> To be done:
Set down the listing below word for word, starting with its first line and stopping after the line that contains "value-cell: 4.203: [537, 275, 623, 301]".

> Records for this task:
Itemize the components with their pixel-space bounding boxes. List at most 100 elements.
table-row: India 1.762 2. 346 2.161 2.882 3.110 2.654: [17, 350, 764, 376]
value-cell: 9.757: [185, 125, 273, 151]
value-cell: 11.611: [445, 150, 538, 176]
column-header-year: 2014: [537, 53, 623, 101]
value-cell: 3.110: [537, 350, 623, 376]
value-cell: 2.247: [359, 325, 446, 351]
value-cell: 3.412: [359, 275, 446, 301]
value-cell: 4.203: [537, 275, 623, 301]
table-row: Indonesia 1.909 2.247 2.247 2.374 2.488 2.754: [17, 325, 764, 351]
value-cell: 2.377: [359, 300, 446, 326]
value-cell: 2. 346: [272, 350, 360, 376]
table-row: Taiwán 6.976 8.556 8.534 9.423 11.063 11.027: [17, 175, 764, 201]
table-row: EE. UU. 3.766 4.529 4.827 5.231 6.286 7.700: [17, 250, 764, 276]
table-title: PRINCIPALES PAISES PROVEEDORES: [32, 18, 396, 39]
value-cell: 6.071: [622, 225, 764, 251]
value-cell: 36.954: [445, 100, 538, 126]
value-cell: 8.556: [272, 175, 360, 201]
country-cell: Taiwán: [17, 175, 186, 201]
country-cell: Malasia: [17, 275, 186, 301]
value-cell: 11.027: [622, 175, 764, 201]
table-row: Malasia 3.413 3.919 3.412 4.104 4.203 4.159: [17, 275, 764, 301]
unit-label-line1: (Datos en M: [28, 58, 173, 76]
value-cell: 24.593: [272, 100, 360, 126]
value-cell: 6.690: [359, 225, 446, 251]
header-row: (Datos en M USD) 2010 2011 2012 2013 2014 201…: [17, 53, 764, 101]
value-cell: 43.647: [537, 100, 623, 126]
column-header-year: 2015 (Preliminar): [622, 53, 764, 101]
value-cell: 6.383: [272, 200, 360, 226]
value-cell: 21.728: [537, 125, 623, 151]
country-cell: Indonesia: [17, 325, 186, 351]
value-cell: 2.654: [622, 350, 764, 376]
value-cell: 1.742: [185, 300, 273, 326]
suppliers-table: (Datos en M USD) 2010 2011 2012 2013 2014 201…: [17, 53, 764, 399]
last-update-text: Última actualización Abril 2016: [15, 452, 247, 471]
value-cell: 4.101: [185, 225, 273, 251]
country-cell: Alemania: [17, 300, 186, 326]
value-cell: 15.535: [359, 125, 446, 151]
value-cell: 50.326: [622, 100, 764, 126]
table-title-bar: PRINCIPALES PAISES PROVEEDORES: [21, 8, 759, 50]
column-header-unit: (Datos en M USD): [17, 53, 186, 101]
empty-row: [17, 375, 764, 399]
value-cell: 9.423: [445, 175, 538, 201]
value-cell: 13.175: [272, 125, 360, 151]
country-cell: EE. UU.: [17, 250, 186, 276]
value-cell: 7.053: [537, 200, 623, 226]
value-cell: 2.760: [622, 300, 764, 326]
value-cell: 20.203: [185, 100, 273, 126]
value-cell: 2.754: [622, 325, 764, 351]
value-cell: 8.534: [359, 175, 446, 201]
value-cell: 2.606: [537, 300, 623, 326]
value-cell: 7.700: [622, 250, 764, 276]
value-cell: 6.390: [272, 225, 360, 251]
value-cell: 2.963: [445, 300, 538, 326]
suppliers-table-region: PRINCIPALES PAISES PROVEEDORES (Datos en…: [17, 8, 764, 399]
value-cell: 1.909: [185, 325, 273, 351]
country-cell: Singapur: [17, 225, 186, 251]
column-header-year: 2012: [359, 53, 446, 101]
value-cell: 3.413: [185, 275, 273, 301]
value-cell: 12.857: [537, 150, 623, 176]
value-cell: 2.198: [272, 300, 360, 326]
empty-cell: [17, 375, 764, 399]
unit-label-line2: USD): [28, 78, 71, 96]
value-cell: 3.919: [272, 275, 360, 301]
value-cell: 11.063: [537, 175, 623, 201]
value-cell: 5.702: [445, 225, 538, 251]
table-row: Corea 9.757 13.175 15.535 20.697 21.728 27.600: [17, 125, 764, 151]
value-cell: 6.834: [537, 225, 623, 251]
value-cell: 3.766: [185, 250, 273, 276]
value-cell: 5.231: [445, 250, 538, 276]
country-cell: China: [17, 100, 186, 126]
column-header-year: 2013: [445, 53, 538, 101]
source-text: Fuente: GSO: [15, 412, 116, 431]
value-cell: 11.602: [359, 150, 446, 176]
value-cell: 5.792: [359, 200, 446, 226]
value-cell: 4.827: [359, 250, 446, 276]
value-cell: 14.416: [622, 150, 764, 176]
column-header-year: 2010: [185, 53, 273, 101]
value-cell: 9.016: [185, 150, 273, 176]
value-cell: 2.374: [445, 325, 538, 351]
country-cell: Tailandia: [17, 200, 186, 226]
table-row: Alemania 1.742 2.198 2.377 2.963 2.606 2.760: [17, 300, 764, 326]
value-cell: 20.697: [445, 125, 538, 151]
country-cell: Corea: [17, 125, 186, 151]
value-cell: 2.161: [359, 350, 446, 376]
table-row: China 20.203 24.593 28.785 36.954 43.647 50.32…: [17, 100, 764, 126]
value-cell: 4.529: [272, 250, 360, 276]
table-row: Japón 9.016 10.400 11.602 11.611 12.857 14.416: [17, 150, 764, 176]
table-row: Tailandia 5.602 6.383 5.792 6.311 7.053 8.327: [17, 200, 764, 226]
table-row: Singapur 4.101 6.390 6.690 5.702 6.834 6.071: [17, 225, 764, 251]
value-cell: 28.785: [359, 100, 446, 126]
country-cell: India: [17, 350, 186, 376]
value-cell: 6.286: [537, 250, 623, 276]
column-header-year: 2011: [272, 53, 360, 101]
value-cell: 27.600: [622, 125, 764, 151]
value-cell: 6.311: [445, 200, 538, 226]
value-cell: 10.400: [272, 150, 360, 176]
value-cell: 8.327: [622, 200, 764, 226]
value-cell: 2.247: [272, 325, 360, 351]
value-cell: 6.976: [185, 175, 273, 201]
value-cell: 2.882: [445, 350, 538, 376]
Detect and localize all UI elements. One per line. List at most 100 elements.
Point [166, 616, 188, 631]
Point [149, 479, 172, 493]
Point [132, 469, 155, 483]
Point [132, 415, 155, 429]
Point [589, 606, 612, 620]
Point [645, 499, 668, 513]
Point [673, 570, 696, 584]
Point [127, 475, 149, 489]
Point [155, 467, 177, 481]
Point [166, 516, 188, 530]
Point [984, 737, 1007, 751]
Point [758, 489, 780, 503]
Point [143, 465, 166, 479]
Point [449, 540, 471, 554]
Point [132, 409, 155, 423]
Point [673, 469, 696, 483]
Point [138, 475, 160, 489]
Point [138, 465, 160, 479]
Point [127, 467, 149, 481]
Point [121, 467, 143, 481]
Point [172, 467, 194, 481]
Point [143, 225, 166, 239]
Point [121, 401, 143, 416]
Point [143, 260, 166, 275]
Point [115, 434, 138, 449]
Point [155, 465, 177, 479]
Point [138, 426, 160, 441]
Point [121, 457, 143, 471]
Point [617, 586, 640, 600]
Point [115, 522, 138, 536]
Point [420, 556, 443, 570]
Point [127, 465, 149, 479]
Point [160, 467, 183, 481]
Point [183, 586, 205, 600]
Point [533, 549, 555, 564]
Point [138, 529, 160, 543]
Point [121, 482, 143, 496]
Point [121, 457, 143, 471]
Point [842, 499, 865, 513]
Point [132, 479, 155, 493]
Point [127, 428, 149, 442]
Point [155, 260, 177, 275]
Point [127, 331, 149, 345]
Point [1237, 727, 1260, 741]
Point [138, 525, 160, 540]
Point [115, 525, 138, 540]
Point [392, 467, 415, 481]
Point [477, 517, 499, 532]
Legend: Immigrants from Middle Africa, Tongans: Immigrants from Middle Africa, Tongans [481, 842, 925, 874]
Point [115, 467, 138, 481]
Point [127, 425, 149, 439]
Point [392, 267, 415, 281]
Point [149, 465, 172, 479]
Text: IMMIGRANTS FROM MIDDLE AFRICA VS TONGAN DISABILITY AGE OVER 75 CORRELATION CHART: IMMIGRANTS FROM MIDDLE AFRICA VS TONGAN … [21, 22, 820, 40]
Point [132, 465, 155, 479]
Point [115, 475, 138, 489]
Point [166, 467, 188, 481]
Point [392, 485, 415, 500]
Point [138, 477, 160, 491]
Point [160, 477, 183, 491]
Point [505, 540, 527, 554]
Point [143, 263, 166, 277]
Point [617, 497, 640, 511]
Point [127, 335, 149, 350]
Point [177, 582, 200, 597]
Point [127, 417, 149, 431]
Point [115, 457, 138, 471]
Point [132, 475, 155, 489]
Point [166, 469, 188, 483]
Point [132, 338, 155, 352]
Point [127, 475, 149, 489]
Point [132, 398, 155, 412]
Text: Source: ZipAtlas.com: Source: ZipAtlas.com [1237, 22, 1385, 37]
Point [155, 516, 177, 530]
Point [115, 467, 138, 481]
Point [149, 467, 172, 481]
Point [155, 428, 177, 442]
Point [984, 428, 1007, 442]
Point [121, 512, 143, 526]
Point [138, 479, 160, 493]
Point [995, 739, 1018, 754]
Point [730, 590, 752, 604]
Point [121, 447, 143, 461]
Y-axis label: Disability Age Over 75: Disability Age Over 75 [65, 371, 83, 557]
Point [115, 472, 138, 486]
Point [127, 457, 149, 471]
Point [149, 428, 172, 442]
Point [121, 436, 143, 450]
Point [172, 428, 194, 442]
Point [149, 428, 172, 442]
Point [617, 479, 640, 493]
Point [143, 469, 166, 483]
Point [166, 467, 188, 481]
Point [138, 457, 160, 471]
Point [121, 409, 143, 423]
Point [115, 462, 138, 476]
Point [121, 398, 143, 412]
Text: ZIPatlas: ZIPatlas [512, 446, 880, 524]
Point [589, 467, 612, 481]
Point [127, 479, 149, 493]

> Reply to the exercise:
Itemize the components with their pixel-space bounding boxes. List at most 100 elements.
table-row: India 1.762 2. 346 2.161 2.882 3.110 2.654: [17, 350, 764, 376]
value-cell: 9.757: [185, 125, 273, 151]
value-cell: 11.611: [445, 150, 538, 176]
column-header-year: 2014: [537, 53, 623, 101]
value-cell: 3.110: [537, 350, 623, 376]
value-cell: 2.247: [359, 325, 446, 351]
value-cell: 3.412: [359, 275, 446, 301]
value-cell: 4.203: [537, 275, 623, 301]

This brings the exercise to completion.